BEGIN INPUT RECORDS
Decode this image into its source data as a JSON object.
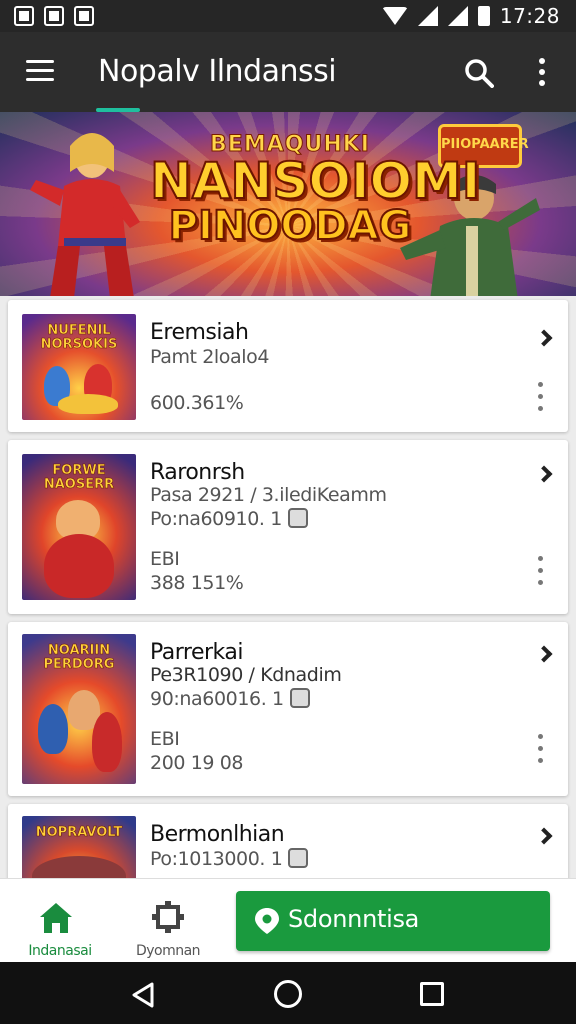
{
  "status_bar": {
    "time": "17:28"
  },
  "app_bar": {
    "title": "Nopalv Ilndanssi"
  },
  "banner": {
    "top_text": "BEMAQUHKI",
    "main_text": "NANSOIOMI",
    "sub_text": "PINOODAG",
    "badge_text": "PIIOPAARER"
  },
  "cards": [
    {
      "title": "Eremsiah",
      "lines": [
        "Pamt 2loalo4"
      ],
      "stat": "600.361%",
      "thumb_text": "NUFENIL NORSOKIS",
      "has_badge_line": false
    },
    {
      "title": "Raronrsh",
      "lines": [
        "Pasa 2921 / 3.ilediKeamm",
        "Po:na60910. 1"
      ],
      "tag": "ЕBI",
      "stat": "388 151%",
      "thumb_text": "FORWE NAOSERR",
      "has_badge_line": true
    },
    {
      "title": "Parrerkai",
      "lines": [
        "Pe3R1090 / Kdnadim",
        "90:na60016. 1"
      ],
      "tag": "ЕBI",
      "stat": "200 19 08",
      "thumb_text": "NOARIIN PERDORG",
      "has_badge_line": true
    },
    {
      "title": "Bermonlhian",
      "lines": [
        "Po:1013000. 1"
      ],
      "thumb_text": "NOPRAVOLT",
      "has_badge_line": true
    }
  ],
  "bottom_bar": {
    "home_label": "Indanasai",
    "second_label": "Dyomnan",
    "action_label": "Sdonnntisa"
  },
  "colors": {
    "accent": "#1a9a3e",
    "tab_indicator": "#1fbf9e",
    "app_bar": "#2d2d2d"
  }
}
END INPUT RECORDS
GIVEN REQUEST: Transcribe every record above exactly as written, leaving out any pictures.

REPLY:
Decode this image into its source data as a JSON object.
{
  "status_bar": {
    "time": "17:28"
  },
  "app_bar": {
    "title": "Nopalv Ilndanssi"
  },
  "banner": {
    "top_text": "BEMAQUHKI",
    "main_text": "NANSOIOMI",
    "sub_text": "PINOODAG",
    "badge_text": "PIIOPAARER"
  },
  "cards": [
    {
      "title": "Eremsiah",
      "lines": [
        "Pamt 2loalo4"
      ],
      "stat": "600.361%",
      "thumb_text": "NUFENIL NORSOKIS",
      "has_badge_line": false
    },
    {
      "title": "Raronrsh",
      "lines": [
        "Pasa 2921 / 3.ilediKeamm",
        "Po:na60910. 1"
      ],
      "tag": "ЕBI",
      "stat": "388 151%",
      "thumb_text": "FORWE NAOSERR",
      "has_badge_line": true
    },
    {
      "title": "Parrerkai",
      "lines": [
        "Pe3R1090 / Kdnadim",
        "90:na60016. 1"
      ],
      "tag": "ЕBI",
      "stat": "200 19 08",
      "thumb_text": "NOARIIN PERDORG",
      "has_badge_line": true
    },
    {
      "title": "Bermonlhian",
      "lines": [
        "Po:1013000. 1"
      ],
      "thumb_text": "NOPRAVOLT",
      "has_badge_line": true
    }
  ],
  "bottom_bar": {
    "home_label": "Indanasai",
    "second_label": "Dyomnan",
    "action_label": "Sdonnntisa"
  },
  "colors": {
    "accent": "#1a9a3e",
    "tab_indicator": "#1fbf9e",
    "app_bar": "#2d2d2d"
  }
}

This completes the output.